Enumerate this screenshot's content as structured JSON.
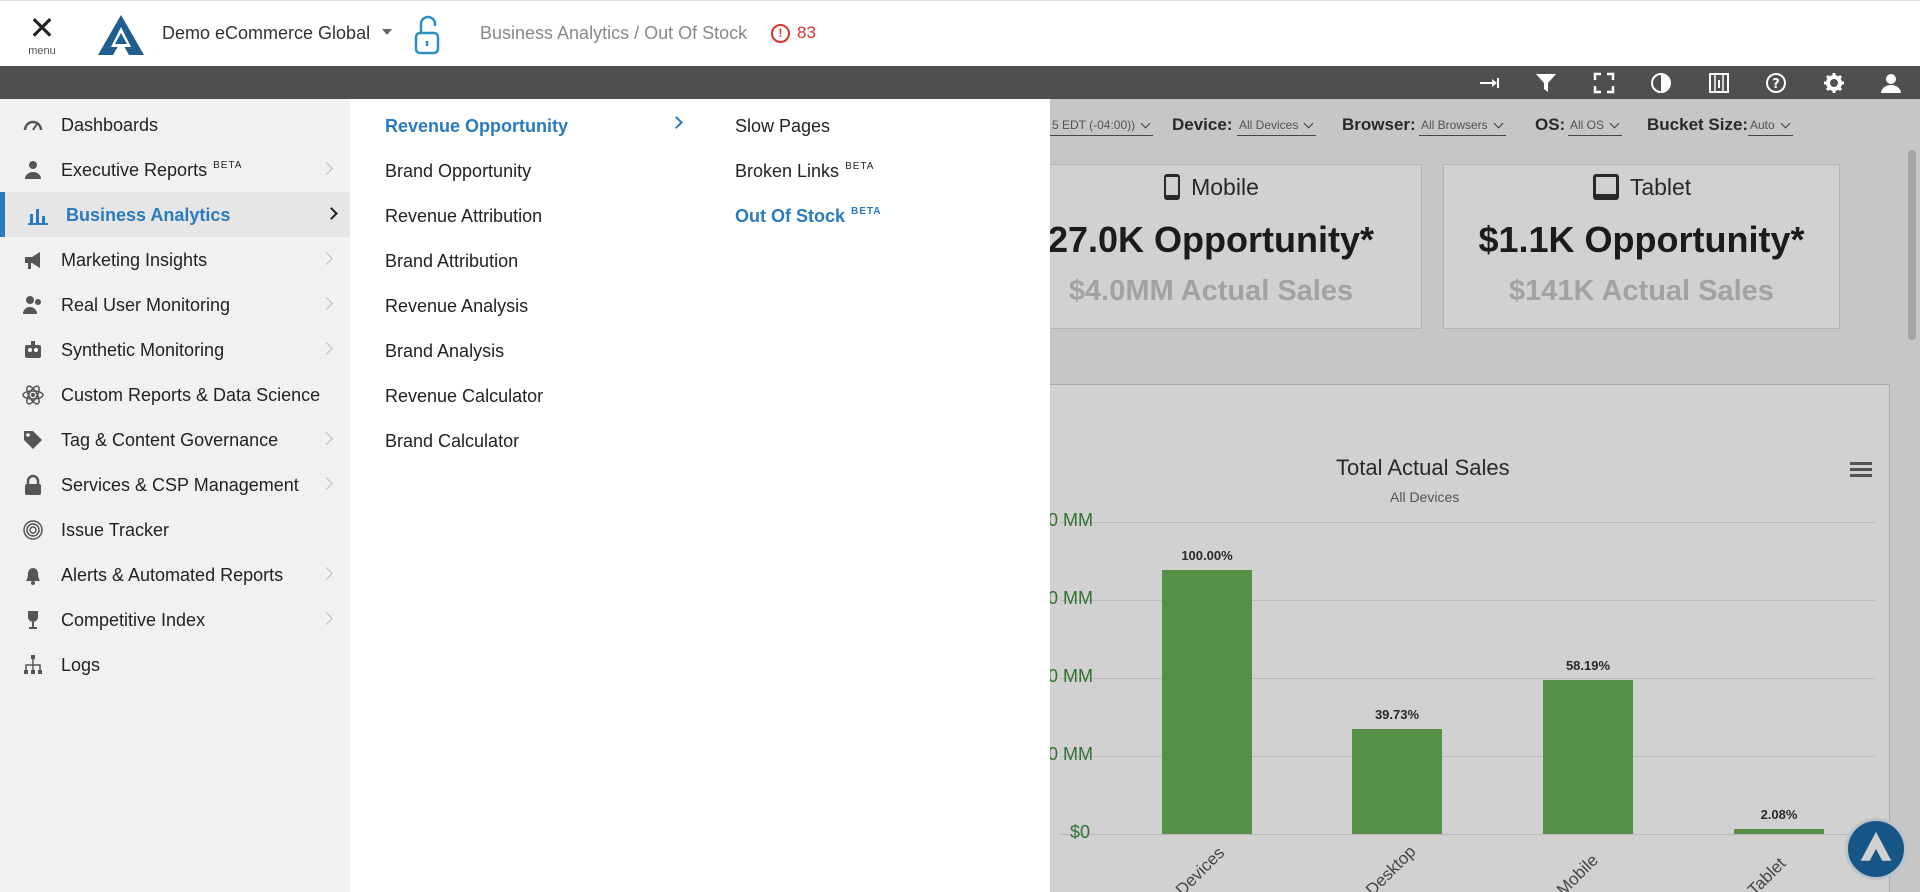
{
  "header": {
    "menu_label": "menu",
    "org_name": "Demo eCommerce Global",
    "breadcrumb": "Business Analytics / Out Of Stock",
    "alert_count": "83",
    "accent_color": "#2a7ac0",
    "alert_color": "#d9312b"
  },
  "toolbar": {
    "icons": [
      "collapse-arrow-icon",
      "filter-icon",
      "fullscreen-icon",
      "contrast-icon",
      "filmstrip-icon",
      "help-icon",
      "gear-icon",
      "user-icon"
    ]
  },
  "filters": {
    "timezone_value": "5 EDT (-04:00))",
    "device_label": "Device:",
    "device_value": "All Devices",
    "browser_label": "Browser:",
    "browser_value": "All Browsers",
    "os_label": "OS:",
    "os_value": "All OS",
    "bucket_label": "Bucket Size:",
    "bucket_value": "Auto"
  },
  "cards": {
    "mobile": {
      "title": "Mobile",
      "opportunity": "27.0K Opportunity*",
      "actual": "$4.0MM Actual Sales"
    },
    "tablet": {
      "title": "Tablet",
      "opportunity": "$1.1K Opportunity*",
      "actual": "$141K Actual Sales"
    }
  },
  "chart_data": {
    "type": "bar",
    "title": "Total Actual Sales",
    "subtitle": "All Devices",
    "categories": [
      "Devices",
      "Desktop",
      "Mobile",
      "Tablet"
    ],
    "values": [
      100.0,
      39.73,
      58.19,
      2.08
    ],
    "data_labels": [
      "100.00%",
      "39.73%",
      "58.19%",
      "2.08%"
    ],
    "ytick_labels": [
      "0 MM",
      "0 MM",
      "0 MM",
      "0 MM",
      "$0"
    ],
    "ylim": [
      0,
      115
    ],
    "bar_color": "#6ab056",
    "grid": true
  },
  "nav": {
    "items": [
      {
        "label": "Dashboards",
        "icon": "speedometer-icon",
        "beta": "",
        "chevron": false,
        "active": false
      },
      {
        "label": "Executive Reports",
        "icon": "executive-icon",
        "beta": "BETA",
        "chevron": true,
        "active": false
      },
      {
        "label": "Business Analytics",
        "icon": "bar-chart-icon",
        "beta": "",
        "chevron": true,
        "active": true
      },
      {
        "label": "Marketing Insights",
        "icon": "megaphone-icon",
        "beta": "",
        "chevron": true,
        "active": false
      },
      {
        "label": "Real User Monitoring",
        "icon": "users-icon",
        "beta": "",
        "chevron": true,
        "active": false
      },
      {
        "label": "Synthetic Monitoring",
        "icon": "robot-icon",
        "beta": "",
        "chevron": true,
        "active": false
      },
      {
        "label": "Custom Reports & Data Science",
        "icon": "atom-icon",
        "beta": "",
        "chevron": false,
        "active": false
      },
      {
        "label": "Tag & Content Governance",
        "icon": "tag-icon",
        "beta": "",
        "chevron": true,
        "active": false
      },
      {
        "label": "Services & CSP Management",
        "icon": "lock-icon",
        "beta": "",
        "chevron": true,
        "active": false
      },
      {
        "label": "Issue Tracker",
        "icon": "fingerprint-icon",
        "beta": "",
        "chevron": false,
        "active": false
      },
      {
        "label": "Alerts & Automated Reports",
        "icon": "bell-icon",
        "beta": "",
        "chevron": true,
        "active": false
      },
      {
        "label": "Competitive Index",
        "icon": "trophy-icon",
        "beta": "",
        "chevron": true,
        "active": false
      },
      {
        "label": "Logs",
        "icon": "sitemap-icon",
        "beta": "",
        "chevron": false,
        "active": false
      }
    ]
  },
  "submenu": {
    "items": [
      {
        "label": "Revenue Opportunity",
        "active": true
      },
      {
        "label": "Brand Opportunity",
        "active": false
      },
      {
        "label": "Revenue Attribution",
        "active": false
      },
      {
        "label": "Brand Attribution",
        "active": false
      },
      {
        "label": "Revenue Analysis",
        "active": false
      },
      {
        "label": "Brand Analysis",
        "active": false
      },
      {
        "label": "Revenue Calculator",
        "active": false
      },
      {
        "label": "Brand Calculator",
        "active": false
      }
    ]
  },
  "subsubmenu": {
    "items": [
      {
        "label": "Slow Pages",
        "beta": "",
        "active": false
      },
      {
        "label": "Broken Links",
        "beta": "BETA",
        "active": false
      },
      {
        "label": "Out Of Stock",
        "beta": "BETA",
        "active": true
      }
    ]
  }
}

---

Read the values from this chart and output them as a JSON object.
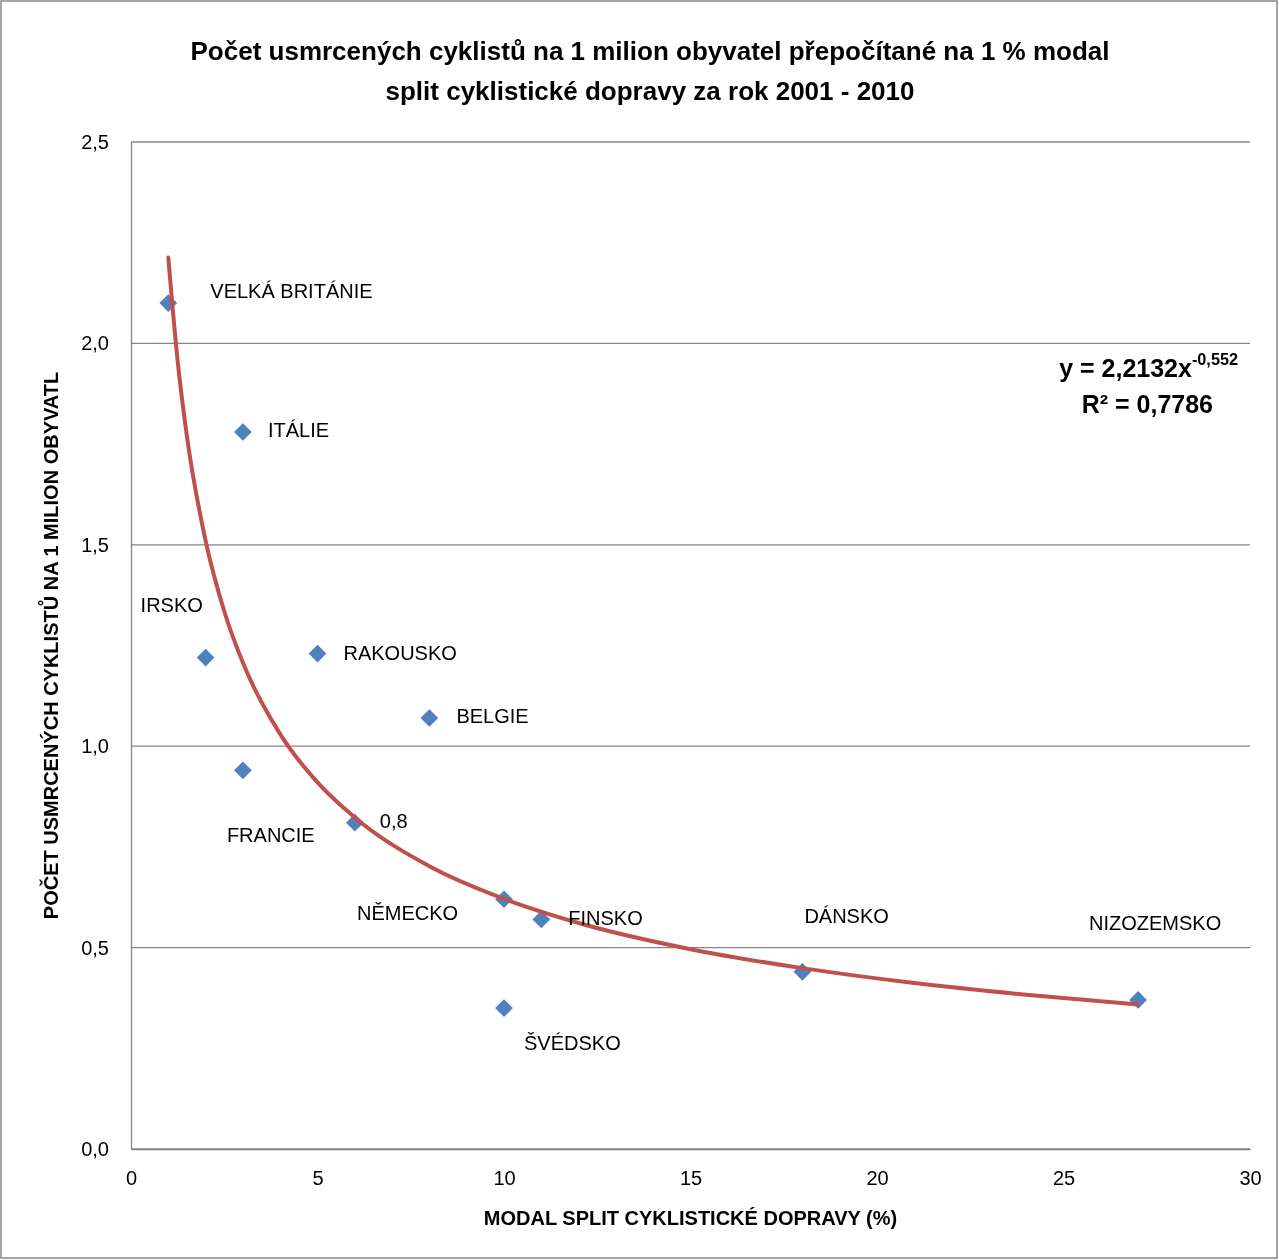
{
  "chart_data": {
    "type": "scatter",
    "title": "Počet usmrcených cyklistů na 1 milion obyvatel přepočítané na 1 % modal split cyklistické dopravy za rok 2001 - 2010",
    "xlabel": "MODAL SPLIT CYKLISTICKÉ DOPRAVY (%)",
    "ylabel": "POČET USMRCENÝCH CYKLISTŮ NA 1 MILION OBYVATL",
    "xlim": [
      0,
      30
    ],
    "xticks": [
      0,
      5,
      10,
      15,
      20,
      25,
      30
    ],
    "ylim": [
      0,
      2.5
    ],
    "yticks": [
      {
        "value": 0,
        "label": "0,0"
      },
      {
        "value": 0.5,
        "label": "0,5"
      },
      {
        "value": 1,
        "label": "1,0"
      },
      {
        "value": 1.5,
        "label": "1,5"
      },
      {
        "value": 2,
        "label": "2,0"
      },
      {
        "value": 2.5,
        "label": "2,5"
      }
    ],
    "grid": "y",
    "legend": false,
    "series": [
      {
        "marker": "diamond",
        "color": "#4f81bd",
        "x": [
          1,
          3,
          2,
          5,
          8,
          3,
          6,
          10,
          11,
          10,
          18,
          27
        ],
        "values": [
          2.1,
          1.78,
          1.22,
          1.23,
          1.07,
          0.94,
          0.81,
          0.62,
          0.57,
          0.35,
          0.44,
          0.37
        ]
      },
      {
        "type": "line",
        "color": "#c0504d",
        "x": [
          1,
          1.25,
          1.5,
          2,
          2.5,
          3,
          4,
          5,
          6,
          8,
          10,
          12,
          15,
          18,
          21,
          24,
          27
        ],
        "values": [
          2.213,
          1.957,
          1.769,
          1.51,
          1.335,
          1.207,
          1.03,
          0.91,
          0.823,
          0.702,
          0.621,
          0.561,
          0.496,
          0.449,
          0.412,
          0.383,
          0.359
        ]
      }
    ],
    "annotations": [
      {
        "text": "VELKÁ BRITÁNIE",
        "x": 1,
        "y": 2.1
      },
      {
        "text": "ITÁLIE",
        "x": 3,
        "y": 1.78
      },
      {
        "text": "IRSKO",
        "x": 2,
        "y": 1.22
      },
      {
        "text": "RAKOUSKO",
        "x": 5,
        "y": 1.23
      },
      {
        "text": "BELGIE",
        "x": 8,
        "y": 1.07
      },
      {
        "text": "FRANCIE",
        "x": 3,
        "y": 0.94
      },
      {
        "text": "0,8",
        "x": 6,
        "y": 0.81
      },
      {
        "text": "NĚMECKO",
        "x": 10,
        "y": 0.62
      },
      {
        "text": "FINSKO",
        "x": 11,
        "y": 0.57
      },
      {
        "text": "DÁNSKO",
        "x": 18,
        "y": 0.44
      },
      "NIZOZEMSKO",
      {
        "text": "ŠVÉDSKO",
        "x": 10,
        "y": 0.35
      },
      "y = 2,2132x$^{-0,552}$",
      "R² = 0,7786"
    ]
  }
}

---

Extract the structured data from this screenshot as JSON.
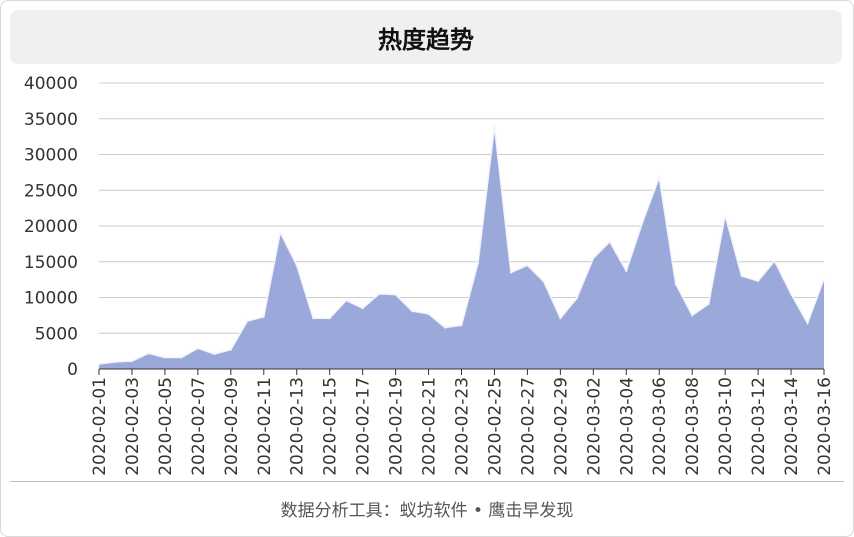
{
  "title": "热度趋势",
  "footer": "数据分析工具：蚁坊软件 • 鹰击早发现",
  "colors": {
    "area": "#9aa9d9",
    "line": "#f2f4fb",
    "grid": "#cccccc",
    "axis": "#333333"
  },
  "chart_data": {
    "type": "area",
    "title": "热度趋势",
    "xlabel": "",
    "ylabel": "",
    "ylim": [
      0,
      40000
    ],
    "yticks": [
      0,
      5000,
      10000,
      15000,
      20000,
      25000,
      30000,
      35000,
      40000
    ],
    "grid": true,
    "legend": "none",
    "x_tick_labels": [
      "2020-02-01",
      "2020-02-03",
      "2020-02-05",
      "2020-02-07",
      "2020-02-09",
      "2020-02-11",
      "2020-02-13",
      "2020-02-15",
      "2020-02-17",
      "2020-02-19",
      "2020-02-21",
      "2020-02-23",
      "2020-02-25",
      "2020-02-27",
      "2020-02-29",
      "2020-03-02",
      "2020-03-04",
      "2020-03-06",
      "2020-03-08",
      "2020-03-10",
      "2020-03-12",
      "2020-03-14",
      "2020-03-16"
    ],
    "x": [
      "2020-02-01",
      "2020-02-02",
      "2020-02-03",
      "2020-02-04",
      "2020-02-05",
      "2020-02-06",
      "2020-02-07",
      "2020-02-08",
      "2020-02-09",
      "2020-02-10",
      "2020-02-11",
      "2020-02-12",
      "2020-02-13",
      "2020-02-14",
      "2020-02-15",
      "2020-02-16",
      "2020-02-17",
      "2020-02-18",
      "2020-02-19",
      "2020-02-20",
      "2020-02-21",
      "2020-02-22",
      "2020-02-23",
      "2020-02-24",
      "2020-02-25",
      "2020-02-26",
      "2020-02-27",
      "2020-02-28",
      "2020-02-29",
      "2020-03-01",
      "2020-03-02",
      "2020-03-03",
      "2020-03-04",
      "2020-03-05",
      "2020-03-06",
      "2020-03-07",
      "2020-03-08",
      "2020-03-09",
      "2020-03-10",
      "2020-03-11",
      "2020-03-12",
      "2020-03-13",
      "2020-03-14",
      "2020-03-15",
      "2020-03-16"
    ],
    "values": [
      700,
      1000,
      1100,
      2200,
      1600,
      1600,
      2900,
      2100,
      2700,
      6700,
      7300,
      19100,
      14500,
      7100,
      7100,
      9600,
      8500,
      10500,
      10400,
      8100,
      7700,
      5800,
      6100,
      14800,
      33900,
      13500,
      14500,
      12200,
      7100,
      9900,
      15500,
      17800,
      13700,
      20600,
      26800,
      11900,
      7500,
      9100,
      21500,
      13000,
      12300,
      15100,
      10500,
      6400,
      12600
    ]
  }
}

* _To do_:
Among the lines of the data, identify those with the word "screenshot". Copy each of them.

* _Reply to the exercise_:
Enumerate this screenshot's content as structured JSON.
Extract the structured data from this screenshot as JSON.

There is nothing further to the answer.